:: Provided records
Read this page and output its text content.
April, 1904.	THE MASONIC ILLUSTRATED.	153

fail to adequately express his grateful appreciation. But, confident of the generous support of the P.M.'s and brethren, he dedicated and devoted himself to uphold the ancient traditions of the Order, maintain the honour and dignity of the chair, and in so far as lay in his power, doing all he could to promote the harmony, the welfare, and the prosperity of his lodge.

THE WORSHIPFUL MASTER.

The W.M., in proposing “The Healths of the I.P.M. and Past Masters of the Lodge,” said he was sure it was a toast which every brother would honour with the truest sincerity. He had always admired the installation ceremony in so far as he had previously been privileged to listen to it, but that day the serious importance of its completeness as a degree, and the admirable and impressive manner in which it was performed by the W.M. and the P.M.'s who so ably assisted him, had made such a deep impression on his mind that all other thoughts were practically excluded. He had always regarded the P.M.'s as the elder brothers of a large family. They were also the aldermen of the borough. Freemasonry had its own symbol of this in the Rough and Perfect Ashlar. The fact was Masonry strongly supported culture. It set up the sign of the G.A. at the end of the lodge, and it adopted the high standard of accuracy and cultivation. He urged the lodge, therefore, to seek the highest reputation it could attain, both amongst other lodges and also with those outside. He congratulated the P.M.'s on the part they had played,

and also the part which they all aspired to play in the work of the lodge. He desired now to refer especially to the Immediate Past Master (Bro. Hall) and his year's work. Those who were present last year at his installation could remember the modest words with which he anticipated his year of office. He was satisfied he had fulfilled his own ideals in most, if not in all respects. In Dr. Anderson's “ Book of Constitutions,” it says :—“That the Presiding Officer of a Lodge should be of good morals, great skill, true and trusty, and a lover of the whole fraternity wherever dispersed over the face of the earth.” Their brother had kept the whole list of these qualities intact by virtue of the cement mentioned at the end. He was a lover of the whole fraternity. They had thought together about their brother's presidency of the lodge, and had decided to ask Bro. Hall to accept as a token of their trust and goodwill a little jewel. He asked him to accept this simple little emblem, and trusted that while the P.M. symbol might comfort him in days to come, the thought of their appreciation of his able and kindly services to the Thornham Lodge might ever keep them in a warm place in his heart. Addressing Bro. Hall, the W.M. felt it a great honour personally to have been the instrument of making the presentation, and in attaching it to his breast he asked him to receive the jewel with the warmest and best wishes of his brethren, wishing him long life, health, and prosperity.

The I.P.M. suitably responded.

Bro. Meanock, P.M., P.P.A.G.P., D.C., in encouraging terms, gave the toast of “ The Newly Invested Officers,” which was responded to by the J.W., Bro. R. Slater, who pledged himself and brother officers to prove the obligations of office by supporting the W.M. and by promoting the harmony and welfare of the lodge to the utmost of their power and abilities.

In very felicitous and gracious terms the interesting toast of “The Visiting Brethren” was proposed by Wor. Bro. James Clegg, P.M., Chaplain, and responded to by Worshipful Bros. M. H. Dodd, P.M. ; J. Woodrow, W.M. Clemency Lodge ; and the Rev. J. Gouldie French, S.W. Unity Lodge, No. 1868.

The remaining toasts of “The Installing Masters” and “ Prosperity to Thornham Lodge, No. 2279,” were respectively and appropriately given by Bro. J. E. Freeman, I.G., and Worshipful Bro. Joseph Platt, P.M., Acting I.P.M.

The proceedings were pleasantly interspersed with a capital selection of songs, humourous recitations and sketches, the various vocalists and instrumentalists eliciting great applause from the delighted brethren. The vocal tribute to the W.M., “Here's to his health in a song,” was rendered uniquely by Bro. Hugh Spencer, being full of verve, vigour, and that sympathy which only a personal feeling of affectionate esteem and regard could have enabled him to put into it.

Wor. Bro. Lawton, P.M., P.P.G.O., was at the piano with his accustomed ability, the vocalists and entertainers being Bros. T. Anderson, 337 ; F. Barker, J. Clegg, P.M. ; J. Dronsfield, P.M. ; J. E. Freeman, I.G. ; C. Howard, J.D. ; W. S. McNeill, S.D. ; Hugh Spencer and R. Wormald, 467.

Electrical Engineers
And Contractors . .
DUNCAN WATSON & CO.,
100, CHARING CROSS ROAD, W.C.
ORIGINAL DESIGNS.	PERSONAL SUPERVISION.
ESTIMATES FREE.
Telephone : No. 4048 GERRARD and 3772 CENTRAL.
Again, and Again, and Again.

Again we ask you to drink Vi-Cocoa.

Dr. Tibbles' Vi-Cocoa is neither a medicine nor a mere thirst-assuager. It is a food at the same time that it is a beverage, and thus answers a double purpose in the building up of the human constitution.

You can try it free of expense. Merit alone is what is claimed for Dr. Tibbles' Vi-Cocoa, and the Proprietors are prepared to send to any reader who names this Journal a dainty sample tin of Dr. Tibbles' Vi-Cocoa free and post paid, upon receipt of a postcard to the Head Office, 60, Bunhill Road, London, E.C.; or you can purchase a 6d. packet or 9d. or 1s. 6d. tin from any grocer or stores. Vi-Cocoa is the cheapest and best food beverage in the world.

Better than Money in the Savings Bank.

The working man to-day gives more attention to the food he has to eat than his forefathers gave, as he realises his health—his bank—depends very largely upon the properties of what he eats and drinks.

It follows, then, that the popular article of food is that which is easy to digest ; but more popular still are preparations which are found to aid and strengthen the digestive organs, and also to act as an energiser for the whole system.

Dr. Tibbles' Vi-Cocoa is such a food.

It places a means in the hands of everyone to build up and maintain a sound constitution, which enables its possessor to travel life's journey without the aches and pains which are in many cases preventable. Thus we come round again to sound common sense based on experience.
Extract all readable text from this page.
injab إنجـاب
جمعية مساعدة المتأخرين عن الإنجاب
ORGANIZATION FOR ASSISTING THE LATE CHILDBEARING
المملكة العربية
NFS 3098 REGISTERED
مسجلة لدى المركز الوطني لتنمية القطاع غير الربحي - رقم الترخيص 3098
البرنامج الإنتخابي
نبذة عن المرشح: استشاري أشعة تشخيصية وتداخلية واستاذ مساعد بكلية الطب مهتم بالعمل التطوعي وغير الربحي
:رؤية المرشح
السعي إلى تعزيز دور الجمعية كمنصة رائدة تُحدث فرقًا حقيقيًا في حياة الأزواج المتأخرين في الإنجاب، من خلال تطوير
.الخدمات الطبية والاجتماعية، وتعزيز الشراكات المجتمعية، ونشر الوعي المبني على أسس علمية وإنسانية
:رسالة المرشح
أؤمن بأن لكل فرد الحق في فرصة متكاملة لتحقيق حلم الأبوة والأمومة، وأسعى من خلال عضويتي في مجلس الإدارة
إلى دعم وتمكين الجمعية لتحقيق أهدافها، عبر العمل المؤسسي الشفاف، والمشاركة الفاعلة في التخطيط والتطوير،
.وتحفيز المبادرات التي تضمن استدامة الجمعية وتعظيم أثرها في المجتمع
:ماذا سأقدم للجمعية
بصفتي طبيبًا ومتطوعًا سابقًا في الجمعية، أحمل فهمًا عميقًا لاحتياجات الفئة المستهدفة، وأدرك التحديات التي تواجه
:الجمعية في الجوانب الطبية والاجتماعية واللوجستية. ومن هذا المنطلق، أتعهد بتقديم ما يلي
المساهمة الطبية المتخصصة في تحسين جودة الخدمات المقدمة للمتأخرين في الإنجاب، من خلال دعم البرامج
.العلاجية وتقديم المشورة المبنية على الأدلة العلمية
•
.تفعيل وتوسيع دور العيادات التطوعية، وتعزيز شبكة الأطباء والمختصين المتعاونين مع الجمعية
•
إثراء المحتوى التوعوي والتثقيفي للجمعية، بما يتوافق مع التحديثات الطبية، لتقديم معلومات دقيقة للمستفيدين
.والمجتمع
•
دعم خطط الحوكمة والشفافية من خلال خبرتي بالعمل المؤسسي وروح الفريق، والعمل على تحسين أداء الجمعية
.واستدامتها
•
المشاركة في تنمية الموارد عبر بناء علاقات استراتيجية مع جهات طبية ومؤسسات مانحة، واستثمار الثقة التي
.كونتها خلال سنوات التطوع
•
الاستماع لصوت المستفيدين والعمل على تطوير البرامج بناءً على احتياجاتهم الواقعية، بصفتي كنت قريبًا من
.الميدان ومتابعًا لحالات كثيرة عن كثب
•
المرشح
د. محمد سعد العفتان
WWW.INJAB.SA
::::
Task objective: Give again the lines from the line holding "Extract all readable text from this page." through the close of the listing, both included, exactly as written and with nothing else.

Complete response:
Extract all readable text from this page.
injab إنجـاب
جمعية مساعدة المتأخرين عن الإنجاب
ORGANIZATION FOR ASSISTING THE LATE CHILDBEARING
المملكة العربية
NFS 3098 REGISTERED
مسجلة لدى المركز الوطني لتنمية القطاع غير الربحي - رقم الترخيص 3098
البرنامج الإنتخابي
نبذة عن المرشح: استشاري أشعة تشخيصية وتداخلية واستاذ مساعد بكلية الطب مهتم بالعمل التطوعي وغير الربحي
:رؤية المرشح
السعي إلى تعزيز دور الجمعية كمنصة رائدة تُحدث فرقًا حقيقيًا في حياة الأزواج المتأخرين في الإنجاب، من خلال تطوير
.الخدمات الطبية والاجتماعية، وتعزيز الشراكات المجتمعية، ونشر الوعي المبني على أسس علمية وإنسانية
:رسالة المرشح
أؤمن بأن لكل فرد الحق في فرصة متكاملة لتحقيق حلم الأبوة والأمومة، وأسعى من خلال عضويتي في مجلس الإدارة
إلى دعم وتمكين الجمعية لتحقيق أهدافها، عبر العمل المؤسسي الشفاف، والمشاركة الفاعلة في التخطيط والتطوير،
.وتحفيز المبادرات التي تضمن استدامة الجمعية وتعظيم أثرها في المجتمع
:ماذا سأقدم للجمعية
بصفتي طبيبًا ومتطوعًا سابقًا في الجمعية، أحمل فهمًا عميقًا لاحتياجات الفئة المستهدفة، وأدرك التحديات التي تواجه
:الجمعية في الجوانب الطبية والاجتماعية واللوجستية. ومن هذا المنطلق، أتعهد بتقديم ما يلي
المساهمة الطبية المتخصصة في تحسين جودة الخدمات المقدمة للمتأخرين في الإنجاب، من خلال دعم البرامج
.العلاجية وتقديم المشورة المبنية على الأدلة العلمية
•
.تفعيل وتوسيع دور العيادات التطوعية، وتعزيز شبكة الأطباء والمختصين المتعاونين مع الجمعية
•
إثراء المحتوى التوعوي والتثقيفي للجمعية، بما يتوافق مع التحديثات الطبية، لتقديم معلومات دقيقة للمستفيدين
.والمجتمع
•
دعم خطط الحوكمة والشفافية من خلال خبرتي بالعمل المؤسسي وروح الفريق، والعمل على تحسين أداء الجمعية
.واستدامتها
•
المشاركة في تنمية الموارد عبر بناء علاقات استراتيجية مع جهات طبية ومؤسسات مانحة، واستثمار الثقة التي
.كونتها خلال سنوات التطوع
•
الاستماع لصوت المستفيدين والعمل على تطوير البرامج بناءً على احتياجاتهم الواقعية، بصفتي كنت قريبًا من
.الميدان ومتابعًا لحالات كثيرة عن كثب
•
المرشح
د. محمد سعد العفتان
WWW.INJAB.SA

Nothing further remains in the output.